======== Document extract
Exporting Provides Opportunity for Growth for Rural Companies in Georgia

Christopher James

Thursday, February 8th, 2018

Even the basics of international commerce felt foreign to Bruce Roberts.

He knew how to ship something via UPS but didn’t have a clue how international ocean freight worked. He didn’t know how helpful a Skype account or making a website friendly to international customers could be in attracting overseas clients.

But Roberts needed to learn those skills, and fast, after purchasing ShotKing, a company based in Adel, Georgia, that manufactures machines needed in heavy industry. In such a niche market, there was no way he could profit just selling his product locally.

“It’s absolutely necessary for us to cover the planet,” he said. “I literally had no clue about selling internationally. Who do you call when you don’t know these things?”

Roberts called the Universty of Georgia’s Small Business Development Center. The SBDC is one way that the University of Georgia is making a positive economic impact on the state—a $5.7 billion impact in the last year alone.

In the case of ShotKing, SBDC helped grow the business, which grows revenues for the company and the state.

In 2008, Roberts enrolled in ExportGA, an SBDC program run by consultants who teach entrepreneurs the basics of exporting while pairing them with an intern from UGA’s Terry College of Business to help with market research.

About half of the companies that enroll in ExportGA are from South Georgia, many in rural areas like Adel.

With the SBDC’s help, Roberts was able to revitalize ShotKing, which builds machines pioneered after World War II to clean metal parts. The machines use shot blasting, a technique similar to sand blasting, where small steel pellets are fired at high speeds to clean metal surfaces. For example, the process is used by propane gas distributors to clean and reuse propane tanks, as well as by railroads and the precious metals and mining industries to refurbish equipment.

SBDC consultants set Roberts up at an international trade show in Chile and introduced him to people on the ground who helped him identify clients. The SBDC later helped plan his trip to the site of western Canada’s booming oil sands. Today, nearly half of ShotKing’s sales come from exports to 22 countries.

“The first time I met Bruce, I knew we had a client who was willing to be proactive,” said SBDC consultant Dimitris Kloussiadis. “He’s applied everything he learned. He’s really gone after it, expanding into Bolivia and Argentina in the last year. It’s a company that’s moving impressively.”

“ShotKing is an example of why you really should go international as a small business in a specific market,” SBDC Director of International Trade Rick Martin said. “If your particular industry takes a downturn, that could be it for your business. An international market that may not have the same cycles as a domestic one will help you pull through.”

Finding international clients can be a key to survival for many of these companies. Roberts said the international expansion is one reason ShotKing is on solid footing today, with 22 employees and growing.
================
======== Stored data
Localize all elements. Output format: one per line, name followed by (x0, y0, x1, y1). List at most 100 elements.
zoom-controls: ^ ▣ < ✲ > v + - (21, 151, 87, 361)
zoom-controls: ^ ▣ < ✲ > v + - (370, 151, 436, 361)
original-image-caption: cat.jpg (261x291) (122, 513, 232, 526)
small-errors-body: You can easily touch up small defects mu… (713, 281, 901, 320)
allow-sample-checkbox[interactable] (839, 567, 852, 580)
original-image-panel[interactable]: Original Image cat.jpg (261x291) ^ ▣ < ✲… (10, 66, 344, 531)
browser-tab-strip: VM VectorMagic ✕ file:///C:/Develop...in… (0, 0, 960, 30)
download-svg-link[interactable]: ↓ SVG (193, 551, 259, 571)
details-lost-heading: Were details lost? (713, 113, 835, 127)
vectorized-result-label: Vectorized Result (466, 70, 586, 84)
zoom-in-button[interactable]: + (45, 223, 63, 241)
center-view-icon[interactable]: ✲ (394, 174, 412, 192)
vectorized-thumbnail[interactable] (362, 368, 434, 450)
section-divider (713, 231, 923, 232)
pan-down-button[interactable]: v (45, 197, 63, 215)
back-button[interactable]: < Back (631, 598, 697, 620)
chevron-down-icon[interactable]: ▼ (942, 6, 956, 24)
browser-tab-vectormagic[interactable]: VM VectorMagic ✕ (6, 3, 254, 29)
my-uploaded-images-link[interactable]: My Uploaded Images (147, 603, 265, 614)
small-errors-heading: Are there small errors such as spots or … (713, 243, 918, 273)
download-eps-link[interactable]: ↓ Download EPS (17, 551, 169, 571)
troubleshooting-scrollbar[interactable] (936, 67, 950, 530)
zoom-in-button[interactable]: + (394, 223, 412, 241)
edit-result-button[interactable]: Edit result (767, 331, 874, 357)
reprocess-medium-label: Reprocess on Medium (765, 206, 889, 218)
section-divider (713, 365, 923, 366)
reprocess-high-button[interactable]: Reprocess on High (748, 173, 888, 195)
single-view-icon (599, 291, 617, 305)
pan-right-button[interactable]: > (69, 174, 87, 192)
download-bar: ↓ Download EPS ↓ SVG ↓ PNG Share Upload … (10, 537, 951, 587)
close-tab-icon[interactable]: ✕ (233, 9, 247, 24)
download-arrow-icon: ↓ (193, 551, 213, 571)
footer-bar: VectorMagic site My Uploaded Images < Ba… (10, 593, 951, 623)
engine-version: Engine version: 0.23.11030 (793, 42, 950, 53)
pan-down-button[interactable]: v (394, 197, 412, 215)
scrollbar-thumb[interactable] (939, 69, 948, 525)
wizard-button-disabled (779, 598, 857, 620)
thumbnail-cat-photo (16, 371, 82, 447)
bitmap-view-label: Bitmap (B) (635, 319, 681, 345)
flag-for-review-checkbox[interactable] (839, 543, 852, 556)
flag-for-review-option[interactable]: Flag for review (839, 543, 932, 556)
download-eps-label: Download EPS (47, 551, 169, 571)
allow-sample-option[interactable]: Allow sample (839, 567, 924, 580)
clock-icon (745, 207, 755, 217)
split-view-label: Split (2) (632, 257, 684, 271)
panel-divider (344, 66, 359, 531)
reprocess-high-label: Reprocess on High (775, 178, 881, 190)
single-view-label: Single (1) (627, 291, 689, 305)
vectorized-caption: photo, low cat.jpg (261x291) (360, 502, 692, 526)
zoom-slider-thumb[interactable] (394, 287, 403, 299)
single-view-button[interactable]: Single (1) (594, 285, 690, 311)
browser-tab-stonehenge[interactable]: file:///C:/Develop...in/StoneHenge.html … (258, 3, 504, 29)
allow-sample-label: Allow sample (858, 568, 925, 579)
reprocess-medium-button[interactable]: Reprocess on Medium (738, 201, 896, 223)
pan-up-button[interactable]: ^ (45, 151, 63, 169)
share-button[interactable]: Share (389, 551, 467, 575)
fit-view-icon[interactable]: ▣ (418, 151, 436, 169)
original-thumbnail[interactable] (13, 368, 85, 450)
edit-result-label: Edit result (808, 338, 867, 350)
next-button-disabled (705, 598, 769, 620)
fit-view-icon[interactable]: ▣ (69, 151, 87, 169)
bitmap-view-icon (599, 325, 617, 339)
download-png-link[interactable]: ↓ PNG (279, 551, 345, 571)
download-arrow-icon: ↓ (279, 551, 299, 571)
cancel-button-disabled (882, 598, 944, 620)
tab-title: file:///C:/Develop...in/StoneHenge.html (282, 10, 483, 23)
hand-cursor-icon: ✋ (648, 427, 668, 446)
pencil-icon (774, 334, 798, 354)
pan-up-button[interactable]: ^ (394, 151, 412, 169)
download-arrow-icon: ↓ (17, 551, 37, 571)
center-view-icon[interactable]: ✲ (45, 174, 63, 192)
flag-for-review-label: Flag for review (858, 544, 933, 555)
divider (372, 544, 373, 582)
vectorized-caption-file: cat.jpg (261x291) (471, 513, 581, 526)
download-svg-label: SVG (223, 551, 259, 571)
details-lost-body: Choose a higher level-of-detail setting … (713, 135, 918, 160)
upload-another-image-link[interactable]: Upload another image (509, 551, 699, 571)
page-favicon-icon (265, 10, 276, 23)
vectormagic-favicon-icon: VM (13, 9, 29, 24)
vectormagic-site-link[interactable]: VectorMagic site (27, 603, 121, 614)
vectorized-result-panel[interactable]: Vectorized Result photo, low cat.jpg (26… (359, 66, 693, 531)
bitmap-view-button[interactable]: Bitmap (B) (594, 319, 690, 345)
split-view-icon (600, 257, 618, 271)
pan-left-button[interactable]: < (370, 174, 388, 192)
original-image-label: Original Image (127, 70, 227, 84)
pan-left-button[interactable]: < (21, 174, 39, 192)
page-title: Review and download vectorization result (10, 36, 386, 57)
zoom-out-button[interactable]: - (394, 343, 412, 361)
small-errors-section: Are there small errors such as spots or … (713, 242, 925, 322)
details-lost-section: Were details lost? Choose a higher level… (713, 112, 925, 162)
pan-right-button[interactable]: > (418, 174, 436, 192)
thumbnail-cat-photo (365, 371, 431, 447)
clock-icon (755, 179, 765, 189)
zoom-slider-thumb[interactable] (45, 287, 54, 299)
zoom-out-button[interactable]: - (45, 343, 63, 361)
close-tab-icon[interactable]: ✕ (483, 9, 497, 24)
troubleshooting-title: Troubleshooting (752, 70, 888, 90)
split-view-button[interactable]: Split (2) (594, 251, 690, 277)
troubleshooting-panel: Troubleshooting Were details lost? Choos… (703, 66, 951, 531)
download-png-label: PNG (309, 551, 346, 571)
================
#### List of tasks:
1 - In the article on exporting by rural Georgia companies, why does SBDC Director of International Trade Rick Martin say a small business in a specific market should go international? Answer in one to three sentences.
2 - Answer these questions from the article on exporting by rural Georgia companies:
(a) In what town is ShotKing based?
(b) What SBDC program did Roberts enroll in in 2008?
(c) To how many countries does ShotKing export?

#### Answers in order:
1 - If a company's particular industry takes a downturn, that could end the business. An international market that may not follow the same cycles as the domestic one can help the company pull through.

2 -
(a) Adel, Georgia
(b) ExportGA
(c) 22